● SET PROBLEM
Can you write out the whole listing exactly?
[START PROVIDED RECORDS]
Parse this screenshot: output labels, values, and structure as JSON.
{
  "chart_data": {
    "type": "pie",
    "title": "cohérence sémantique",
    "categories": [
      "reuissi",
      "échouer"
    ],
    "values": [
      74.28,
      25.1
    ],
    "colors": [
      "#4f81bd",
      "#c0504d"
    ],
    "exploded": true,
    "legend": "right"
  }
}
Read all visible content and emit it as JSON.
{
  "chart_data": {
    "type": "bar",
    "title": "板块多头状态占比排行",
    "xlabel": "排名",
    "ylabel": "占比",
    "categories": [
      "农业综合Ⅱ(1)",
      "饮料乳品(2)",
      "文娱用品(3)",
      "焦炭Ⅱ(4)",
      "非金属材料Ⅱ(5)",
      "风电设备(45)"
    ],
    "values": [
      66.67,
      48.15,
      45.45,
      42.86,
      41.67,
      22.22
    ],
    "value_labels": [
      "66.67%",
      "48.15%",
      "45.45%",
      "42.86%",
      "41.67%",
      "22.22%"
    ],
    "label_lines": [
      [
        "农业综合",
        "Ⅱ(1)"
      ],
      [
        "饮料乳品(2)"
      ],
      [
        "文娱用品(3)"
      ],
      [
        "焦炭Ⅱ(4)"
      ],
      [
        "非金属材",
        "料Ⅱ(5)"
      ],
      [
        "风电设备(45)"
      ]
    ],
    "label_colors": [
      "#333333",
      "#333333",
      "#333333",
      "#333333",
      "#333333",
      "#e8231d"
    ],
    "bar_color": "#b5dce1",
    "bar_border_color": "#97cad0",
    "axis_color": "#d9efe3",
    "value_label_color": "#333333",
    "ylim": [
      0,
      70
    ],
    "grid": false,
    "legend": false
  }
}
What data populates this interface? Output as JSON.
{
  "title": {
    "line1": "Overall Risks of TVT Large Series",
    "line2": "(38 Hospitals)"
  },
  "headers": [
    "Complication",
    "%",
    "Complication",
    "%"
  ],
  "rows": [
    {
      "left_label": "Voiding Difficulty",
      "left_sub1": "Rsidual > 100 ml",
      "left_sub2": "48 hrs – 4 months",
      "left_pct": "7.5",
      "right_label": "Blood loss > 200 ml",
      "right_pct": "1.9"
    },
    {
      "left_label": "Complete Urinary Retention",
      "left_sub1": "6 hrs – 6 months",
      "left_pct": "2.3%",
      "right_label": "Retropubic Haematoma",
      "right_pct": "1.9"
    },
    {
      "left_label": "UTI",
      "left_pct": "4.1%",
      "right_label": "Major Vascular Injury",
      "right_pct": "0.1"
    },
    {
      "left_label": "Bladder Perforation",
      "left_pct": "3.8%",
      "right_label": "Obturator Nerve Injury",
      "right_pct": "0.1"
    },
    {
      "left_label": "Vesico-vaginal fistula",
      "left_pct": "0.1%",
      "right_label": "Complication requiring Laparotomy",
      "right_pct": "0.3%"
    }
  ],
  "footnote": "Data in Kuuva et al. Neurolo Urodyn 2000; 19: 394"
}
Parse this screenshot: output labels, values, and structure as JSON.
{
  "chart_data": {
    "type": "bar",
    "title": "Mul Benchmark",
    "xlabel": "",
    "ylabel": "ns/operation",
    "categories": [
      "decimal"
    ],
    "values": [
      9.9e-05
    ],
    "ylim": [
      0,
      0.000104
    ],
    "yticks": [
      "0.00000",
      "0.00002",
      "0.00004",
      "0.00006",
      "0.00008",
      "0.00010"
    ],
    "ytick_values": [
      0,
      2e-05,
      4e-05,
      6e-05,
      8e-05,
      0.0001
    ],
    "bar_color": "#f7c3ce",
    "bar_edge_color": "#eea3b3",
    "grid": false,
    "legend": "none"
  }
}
[END PROVIDED RECORDS]
● OUTPUT OF THE TASK
Parse this screenshot: output labels, values, and structure as JSON.
{
  "chart_data": {
    "type": "pie",
    "title": "cohérence sémantique",
    "categories": [
      "reuissi",
      "échouer"
    ],
    "values": [
      74.28,
      25.1
    ],
    "colors": [
      "#4f81bd",
      "#c0504d"
    ],
    "exploded": true,
    "legend": "right"
  }
}
Read all visible content and emit it as JSON.
{
  "chart_data": {
    "type": "bar",
    "title": "板块多头状态占比排行",
    "xlabel": "排名",
    "ylabel": "占比",
    "categories": [
      "农业综合Ⅱ(1)",
      "饮料乳品(2)",
      "文娱用品(3)",
      "焦炭Ⅱ(4)",
      "非金属材料Ⅱ(5)",
      "风电设备(45)"
    ],
    "values": [
      66.67,
      48.15,
      45.45,
      42.86,
      41.67,
      22.22
    ],
    "value_labels": [
      "66.67%",
      "48.15%",
      "45.45%",
      "42.86%",
      "41.67%",
      "22.22%"
    ],
    "label_lines": [
      [
        "农业综合",
        "Ⅱ(1)"
      ],
      [
        "饮料乳品(2)"
      ],
      [
        "文娱用品(3)"
      ],
      [
        "焦炭Ⅱ(4)"
      ],
      [
        "非金属材",
        "料Ⅱ(5)"
      ],
      [
        "风电设备(45)"
      ]
    ],
    "label_colors": [
      "#333333",
      "#333333",
      "#333333",
      "#333333",
      "#333333",
      "#e8231d"
    ],
    "bar_color": "#b5dce1",
    "bar_border_color": "#97cad0",
    "axis_color": "#d9efe3",
    "value_label_color": "#333333",
    "ylim": [
      0,
      70
    ],
    "grid": false,
    "legend": false
  }
}
What data populates this interface? Output as JSON.
{
  "title": {
    "line1": "Overall Risks of TVT Large Series",
    "line2": "(38 Hospitals)"
  },
  "headers": [
    "Complication",
    "%",
    "Complication",
    "%"
  ],
  "rows": [
    {
      "left_label": "Voiding Difficulty",
      "left_sub1": "Rsidual > 100 ml",
      "left_sub2": "48 hrs – 4 months",
      "left_pct": "7.5",
      "right_label": "Blood loss > 200 ml",
      "right_pct": "1.9"
    },
    {
      "left_label": "Complete Urinary Retention",
      "left_sub1": "6 hrs – 6 months",
      "left_pct": "2.3%",
      "right_label": "Retropubic Haematoma",
      "right_pct": "1.9"
    },
    {
      "left_label": "UTI",
      "left_pct": "4.1%",
      "right_label": "Major Vascular Injury",
      "right_pct": "0.1"
    },
    {
      "left_label": "Bladder Perforation",
      "left_pct": "3.8%",
      "right_label": "Obturator Nerve Injury",
      "right_pct": "0.1"
    },
    {
      "left_label": "Vesico-vaginal fistula",
      "left_pct": "0.1%",
      "right_label": "Complication requiring Laparotomy",
      "right_pct": "0.3%"
    }
  ],
  "footnote": "Data in Kuuva et al. Neurolo Urodyn 2000; 19: 394"
}
Parse this screenshot: output labels, values, and structure as JSON.
{
  "chart_data": {
    "type": "bar",
    "title": "Mul Benchmark",
    "xlabel": "",
    "ylabel": "ns/operation",
    "categories": [
      "decimal"
    ],
    "values": [
      9.9e-05
    ],
    "ylim": [
      0,
      0.000104
    ],
    "yticks": [
      "0.00000",
      "0.00002",
      "0.00004",
      "0.00006",
      "0.00008",
      "0.00010"
    ],
    "ytick_values": [
      0,
      2e-05,
      4e-05,
      6e-05,
      8e-05,
      0.0001
    ],
    "bar_color": "#f7c3ce",
    "bar_edge_color": "#eea3b3",
    "grid": false,
    "legend": "none"
  }
}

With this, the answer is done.